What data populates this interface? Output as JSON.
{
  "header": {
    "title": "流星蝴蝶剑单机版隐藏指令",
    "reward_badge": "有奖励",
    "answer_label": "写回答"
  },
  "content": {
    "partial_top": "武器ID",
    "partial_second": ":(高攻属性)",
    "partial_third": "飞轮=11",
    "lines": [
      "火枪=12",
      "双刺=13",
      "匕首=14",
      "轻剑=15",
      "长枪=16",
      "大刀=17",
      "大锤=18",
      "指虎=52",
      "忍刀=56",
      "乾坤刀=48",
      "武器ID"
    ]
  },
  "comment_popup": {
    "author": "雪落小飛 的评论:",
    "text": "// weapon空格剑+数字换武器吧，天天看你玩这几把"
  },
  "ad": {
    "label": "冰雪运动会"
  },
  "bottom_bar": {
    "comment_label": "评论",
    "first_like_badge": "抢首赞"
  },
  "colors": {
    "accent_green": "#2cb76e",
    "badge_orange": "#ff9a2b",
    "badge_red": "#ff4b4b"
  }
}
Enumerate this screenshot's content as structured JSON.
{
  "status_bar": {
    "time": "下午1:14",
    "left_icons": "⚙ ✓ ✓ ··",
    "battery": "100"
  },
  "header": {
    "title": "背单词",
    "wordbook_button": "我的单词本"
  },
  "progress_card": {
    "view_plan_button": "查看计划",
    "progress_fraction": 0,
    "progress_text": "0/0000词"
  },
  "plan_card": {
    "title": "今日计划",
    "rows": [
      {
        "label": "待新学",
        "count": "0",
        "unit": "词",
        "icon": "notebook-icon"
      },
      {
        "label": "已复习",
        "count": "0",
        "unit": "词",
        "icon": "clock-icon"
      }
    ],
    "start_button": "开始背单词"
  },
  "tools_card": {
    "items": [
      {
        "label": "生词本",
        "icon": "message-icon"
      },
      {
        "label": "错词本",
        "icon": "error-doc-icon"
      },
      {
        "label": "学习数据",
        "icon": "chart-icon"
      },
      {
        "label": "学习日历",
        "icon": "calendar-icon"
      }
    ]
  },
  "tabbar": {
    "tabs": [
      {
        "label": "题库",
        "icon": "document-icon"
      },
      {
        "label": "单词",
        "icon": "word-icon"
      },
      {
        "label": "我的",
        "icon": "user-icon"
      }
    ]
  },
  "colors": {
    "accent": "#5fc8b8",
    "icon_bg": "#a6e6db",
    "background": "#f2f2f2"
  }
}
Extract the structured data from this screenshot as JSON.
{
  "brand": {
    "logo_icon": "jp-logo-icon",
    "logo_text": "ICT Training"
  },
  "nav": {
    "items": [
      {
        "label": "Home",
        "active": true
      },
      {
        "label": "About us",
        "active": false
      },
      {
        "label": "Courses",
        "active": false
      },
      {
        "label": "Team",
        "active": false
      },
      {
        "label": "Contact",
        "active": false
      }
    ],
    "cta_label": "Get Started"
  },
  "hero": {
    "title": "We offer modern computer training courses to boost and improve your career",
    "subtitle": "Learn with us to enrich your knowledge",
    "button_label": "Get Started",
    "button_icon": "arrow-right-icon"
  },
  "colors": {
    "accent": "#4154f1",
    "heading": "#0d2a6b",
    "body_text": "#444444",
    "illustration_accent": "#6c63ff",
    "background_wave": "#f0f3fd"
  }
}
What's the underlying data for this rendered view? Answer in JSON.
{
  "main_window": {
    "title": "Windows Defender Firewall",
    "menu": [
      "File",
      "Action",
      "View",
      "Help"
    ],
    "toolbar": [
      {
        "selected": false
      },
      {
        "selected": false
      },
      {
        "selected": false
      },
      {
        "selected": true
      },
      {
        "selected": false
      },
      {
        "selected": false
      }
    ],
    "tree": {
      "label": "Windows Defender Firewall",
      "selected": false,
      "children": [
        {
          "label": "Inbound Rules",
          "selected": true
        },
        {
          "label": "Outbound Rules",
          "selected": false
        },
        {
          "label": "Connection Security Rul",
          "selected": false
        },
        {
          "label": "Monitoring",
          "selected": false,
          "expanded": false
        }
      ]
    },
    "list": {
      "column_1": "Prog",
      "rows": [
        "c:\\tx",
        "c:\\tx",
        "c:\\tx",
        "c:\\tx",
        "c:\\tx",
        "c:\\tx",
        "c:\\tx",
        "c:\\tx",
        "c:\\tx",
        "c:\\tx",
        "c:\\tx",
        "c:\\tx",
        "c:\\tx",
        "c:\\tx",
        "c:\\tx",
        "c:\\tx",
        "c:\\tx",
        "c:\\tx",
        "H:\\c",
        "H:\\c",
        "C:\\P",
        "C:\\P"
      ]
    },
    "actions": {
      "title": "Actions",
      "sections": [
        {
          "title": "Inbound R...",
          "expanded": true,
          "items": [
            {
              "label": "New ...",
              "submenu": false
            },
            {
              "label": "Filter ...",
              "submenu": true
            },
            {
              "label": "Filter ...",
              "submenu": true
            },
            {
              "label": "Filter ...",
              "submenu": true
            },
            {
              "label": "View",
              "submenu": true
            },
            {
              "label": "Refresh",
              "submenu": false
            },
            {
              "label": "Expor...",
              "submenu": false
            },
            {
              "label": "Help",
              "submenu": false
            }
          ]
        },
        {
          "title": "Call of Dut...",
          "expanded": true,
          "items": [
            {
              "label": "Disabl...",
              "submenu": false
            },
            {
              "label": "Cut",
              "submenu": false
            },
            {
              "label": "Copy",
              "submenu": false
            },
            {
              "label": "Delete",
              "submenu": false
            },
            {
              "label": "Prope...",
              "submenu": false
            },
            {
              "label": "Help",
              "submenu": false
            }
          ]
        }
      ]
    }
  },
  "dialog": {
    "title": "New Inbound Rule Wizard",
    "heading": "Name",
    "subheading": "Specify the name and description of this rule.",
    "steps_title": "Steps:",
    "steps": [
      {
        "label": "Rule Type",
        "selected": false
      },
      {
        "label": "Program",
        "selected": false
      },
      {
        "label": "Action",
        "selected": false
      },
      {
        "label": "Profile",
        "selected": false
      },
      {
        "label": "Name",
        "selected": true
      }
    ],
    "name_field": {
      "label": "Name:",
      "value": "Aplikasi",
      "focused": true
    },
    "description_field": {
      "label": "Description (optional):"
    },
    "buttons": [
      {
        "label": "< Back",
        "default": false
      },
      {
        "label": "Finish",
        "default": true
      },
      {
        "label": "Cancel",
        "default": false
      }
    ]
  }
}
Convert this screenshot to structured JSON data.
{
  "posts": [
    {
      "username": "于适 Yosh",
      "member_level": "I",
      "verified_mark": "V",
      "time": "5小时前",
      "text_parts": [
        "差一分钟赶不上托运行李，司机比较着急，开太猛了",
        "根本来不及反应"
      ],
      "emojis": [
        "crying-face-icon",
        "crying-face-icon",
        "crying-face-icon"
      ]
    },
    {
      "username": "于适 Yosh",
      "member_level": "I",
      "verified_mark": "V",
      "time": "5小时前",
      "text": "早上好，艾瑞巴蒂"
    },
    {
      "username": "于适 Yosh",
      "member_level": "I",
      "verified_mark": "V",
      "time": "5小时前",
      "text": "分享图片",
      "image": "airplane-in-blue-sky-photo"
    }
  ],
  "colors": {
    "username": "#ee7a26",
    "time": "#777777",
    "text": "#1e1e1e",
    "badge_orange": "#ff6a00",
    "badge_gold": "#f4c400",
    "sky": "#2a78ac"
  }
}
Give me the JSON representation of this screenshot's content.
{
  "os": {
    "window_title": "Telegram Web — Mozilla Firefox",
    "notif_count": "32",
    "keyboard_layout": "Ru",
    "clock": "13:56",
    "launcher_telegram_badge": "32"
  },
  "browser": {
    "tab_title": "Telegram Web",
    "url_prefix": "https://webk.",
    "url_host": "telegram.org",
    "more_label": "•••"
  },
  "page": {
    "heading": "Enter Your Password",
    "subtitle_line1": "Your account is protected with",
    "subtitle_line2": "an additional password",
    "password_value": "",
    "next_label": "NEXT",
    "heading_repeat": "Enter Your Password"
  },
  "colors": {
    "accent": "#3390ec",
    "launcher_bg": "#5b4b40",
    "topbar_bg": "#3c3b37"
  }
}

################

■ **AIM**
Take the line holding "Give me the" and all lines after it through the end of the data, and set them down exactly.

■ **EXERCISE OUTPUT**
Give me the JSON representation of this screenshot's content.
{
  "os": {
    "window_title": "Telegram Web — Mozilla Firefox",
    "notif_count": "32",
    "keyboard_layout": "Ru",
    "clock": "13:56",
    "launcher_telegram_badge": "32"
  },
  "browser": {
    "tab_title": "Telegram Web",
    "url_prefix": "https://webk.",
    "url_host": "telegram.org",
    "more_label": "•••"
  },
  "page": {
    "heading": "Enter Your Password",
    "subtitle_line1": "Your account is protected with",
    "subtitle_line2": "an additional password",
    "password_value": "",
    "next_label": "NEXT",
    "heading_repeat": "Enter Your Password"
  },
  "colors": {
    "accent": "#3390ec",
    "launcher_bg": "#5b4b40",
    "topbar_bg": "#3c3b37"
  }
}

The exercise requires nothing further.